Reproduce each line of the listing exactly.

### Records from a collection of figures
....

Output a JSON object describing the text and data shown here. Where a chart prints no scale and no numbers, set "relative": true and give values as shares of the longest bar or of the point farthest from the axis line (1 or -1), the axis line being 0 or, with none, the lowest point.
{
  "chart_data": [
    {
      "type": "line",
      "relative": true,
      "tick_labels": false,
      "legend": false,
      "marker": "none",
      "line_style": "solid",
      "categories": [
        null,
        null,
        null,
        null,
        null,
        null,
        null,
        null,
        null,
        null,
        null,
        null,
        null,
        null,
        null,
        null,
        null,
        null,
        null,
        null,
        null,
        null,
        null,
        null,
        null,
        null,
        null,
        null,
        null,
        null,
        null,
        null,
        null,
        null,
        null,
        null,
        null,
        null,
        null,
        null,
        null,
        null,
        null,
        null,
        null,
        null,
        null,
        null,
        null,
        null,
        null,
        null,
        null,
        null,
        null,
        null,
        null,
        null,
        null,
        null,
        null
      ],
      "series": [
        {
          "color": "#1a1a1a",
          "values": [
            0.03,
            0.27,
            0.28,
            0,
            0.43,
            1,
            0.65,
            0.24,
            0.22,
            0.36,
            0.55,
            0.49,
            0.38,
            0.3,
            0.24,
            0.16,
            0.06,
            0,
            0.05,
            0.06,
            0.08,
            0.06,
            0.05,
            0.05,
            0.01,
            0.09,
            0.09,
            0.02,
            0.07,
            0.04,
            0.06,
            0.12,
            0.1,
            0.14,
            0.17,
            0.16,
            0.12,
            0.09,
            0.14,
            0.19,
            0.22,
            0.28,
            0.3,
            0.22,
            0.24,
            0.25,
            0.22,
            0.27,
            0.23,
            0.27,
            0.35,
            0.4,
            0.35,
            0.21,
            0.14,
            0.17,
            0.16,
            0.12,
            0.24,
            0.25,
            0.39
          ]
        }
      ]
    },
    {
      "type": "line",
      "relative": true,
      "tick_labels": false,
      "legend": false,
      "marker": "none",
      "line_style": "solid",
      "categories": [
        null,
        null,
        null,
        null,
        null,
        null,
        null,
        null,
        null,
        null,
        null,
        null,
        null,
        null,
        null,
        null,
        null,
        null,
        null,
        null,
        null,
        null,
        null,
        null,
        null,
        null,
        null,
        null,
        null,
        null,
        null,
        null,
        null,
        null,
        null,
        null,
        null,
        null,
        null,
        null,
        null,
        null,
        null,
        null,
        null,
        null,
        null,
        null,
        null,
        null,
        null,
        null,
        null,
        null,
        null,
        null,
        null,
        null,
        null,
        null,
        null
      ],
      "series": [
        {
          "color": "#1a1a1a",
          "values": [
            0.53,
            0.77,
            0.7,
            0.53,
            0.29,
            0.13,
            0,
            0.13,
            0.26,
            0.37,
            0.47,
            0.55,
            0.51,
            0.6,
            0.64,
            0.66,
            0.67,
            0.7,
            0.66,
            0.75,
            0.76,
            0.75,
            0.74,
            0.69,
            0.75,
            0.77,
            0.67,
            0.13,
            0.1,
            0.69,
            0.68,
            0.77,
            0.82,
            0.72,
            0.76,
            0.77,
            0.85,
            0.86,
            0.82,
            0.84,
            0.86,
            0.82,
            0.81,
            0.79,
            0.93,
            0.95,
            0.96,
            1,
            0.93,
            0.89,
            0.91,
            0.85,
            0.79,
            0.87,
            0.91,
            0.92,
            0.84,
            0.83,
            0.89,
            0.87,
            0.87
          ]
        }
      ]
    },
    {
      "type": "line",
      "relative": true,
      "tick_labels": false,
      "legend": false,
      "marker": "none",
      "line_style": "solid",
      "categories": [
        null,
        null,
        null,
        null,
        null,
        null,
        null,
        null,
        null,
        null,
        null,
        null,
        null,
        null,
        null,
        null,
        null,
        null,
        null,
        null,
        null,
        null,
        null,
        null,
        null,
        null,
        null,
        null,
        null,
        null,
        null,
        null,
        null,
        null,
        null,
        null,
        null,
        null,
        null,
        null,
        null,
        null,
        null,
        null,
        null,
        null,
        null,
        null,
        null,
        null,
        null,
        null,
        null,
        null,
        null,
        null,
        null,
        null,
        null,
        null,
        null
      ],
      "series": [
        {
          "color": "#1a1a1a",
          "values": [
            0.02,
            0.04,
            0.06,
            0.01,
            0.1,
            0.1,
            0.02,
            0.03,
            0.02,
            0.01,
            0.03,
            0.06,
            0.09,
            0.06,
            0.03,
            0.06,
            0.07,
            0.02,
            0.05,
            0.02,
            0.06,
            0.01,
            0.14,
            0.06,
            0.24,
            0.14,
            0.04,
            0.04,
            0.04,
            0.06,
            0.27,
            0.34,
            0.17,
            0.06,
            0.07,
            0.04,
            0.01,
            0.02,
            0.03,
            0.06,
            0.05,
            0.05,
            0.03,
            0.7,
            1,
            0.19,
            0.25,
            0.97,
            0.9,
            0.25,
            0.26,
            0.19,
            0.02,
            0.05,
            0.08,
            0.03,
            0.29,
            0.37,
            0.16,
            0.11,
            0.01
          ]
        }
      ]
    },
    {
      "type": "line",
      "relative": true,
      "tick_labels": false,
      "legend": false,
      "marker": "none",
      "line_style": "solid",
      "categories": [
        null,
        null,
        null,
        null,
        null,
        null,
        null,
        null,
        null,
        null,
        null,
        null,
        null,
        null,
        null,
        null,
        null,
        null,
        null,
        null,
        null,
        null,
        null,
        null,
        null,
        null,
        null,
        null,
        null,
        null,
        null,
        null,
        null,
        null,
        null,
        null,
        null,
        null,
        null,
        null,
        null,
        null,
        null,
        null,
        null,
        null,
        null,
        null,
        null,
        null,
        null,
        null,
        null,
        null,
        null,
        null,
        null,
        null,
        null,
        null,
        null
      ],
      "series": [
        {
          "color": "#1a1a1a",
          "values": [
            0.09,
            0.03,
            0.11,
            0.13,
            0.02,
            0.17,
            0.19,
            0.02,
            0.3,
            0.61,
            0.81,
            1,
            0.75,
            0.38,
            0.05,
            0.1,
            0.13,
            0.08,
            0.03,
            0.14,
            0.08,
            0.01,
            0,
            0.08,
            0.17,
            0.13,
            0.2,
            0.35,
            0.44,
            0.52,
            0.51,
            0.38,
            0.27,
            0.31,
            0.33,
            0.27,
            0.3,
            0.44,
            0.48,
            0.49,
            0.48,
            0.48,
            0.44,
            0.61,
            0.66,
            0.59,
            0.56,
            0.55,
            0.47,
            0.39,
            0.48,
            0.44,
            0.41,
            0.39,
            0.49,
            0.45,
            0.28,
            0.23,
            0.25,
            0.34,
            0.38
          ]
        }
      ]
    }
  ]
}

....

### Worked answer
Output a JSON object describing the text and data shown here. Where a chart prints no scale and no numbers, set "relative": true and give values as shares of the longest bar or of the point farthest from the axis line (1 or -1), the axis line being 0 or, with none, the lowest point.
{
  "chart_data": [
    {
      "type": "line",
      "relative": true,
      "tick_labels": false,
      "legend": false,
      "marker": "none",
      "line_style": "solid",
      "categories": [
        null,
        null,
        null,
        null,
        null,
        null,
        null,
        null,
        null,
        null,
        null,
        null,
        null,
        null,
        null,
        null,
        null,
        null,
        null,
        null,
        null,
        null,
        null,
        null,
        null,
        null,
        null,
        null,
        null,
        null,
        null,
        null,
        null,
        null,
        null,
        null,
        null,
        null,
        null,
        null,
        null,
        null,
        null,
        null,
        null,
        null,
        null,
        null,
        null,
        null,
        null,
        null,
        null,
        null,
        null,
        null,
        null,
        null,
        null,
        null,
        null
      ],
      "series": [
        {
          "color": "#1a1a1a",
          "values": [
            0.03,
            0.27,
            0.28,
            0,
            0.43,
            1,
            0.65,
            0.24,
            0.22,
            0.36,
            0.55,
            0.49,
            0.38,
            0.3,
            0.24,
            0.16,
            0.06,
            0,
            0.05,
            0.06,
            0.08,
            0.06,
            0.05,
            0.05,
            0.01,
            0.09,
            0.09,
            0.02,
            0.07,
            0.04,
            0.06,
            0.12,
            0.1,
            0.14,
            0.17,
            0.16,
            0.12,
            0.09,
            0.14,
            0.19,
            0.22,
            0.28,
            0.3,
            0.22,
            0.24,
            0.25,
            0.22,
            0.27,
            0.23,
            0.27,
            0.35,
            0.4,
            0.35,
            0.21,
            0.14,
            0.17,
            0.16,
            0.12,
            0.24,
            0.25,
            0.39
          ]
        }
      ]
    },
    {
      "type": "line",
      "relative": true,
      "tick_labels": false,
      "legend": false,
      "marker": "none",
      "line_style": "solid",
      "categories": [
        null,
        null,
        null,
        null,
        null,
        null,
        null,
        null,
        null,
        null,
        null,
        null,
        null,
        null,
        null,
        null,
        null,
        null,
        null,
        null,
        null,
        null,
        null,
        null,
        null,
        null,
        null,
        null,
        null,
        null,
        null,
        null,
        null,
        null,
        null,
        null,
        null,
        null,
        null,
        null,
        null,
        null,
        null,
        null,
        null,
        null,
        null,
        null,
        null,
        null,
        null,
        null,
        null,
        null,
        null,
        null,
        null,
        null,
        null,
        null,
        null
      ],
      "series": [
        {
          "color": "#1a1a1a",
          "values": [
            0.53,
            0.77,
            0.7,
            0.53,
            0.29,
            0.13,
            0,
            0.13,
            0.26,
            0.37,
            0.47,
            0.55,
            0.51,
            0.6,
            0.64,
            0.66,
            0.67,
            0.7,
            0.66,
            0.75,
            0.76,
            0.75,
            0.74,
            0.69,
            0.75,
            0.77,
            0.67,
            0.13,
            0.1,
            0.69,
            0.68,
            0.77,
            0.82,
            0.72,
            0.76,
            0.77,
            0.85,
            0.86,
            0.82,
            0.84,
            0.86,
            0.82,
            0.81,
            0.79,
            0.93,
            0.95,
            0.96,
            1,
            0.93,
            0.89,
            0.91,
            0.85,
            0.79,
            0.87,
            0.91,
            0.92,
            0.84,
            0.83,
            0.89,
            0.87,
            0.87
          ]
        }
      ]
    },
    {
      "type": "line",
      "relative": true,
      "tick_labels": false,
      "legend": false,
      "marker": "none",
      "line_style": "solid",
      "categories": [
        null,
        null,
        null,
        null,
        null,
        null,
        null,
        null,
        null,
        null,
        null,
        null,
        null,
        null,
        null,
        null,
        null,
        null,
        null,
        null,
        null,
        null,
        null,
        null,
        null,
        null,
        null,
        null,
        null,
        null,
        null,
        null,
        null,
        null,
        null,
        null,
        null,
        null,
        null,
        null,
        null,
        null,
        null,
        null,
        null,
        null,
        null,
        null,
        null,
        null,
        null,
        null,
        null,
        null,
        null,
        null,
        null,
        null,
        null,
        null,
        null
      ],
      "series": [
        {
          "color": "#1a1a1a",
          "values": [
            0.02,
            0.04,
            0.06,
            0.01,
            0.1,
            0.1,
            0.02,
            0.03,
            0.02,
            0.01,
            0.03,
            0.06,
            0.09,
            0.06,
            0.03,
            0.06,
            0.07,
            0.02,
            0.05,
            0.02,
            0.06,
            0.01,
            0.14,
            0.06,
            0.24,
            0.14,
            0.04,
            0.04,
            0.04,
            0.06,
            0.27,
            0.34,
            0.17,
            0.06,
            0.07,
            0.04,
            0.01,
            0.02,
            0.03,
            0.06,
            0.05,
            0.05,
            0.03,
            0.7,
            1,
            0.19,
            0.25,
            0.97,
            0.9,
            0.25,
            0.26,
            0.19,
            0.02,
            0.05,
            0.08,
            0.03,
            0.29,
            0.37,
            0.16,
            0.11,
            0.01
          ]
        }
      ]
    },
    {
      "type": "line",
      "relative": true,
      "tick_labels": false,
      "legend": false,
      "marker": "none",
      "line_style": "solid",
      "categories": [
        null,
        null,
        null,
        null,
        null,
        null,
        null,
        null,
        null,
        null,
        null,
        null,
        null,
        null,
        null,
        null,
        null,
        null,
        null,
        null,
        null,
        null,
        null,
        null,
        null,
        null,
        null,
        null,
        null,
        null,
        null,
        null,
        null,
        null,
        null,
        null,
        null,
        null,
        null,
        null,
        null,
        null,
        null,
        null,
        null,
        null,
        null,
        null,
        null,
        null,
        null,
        null,
        null,
        null,
        null,
        null,
        null,
        null,
        null,
        null,
        null
      ],
      "series": [
        {
          "color": "#1a1a1a",
          "values": [
            0.09,
            0.03,
            0.11,
            0.13,
            0.02,
            0.17,
            0.19,
            0.02,
            0.3,
            0.61,
            0.81,
            1,
            0.75,
            0.38,
            0.05,
            0.1,
            0.13,
            0.08,
            0.03,
            0.14,
            0.08,
            0.01,
            0,
            0.08,
            0.17,
            0.13,
            0.2,
            0.35,
            0.44,
            0.52,
            0.51,
            0.38,
            0.27,
            0.31,
            0.33,
            0.27,
            0.3,
            0.44,
            0.48,
            0.49,
            0.48,
            0.48,
            0.44,
            0.61,
            0.66,
            0.59,
            0.56,
            0.55,
            0.47,
            0.39,
            0.48,
            0.44,
            0.41,
            0.39,
            0.49,
            0.45,
            0.28,
            0.23,
            0.25,
            0.34,
            0.38
          ]
        }
      ]
    }
  ]
}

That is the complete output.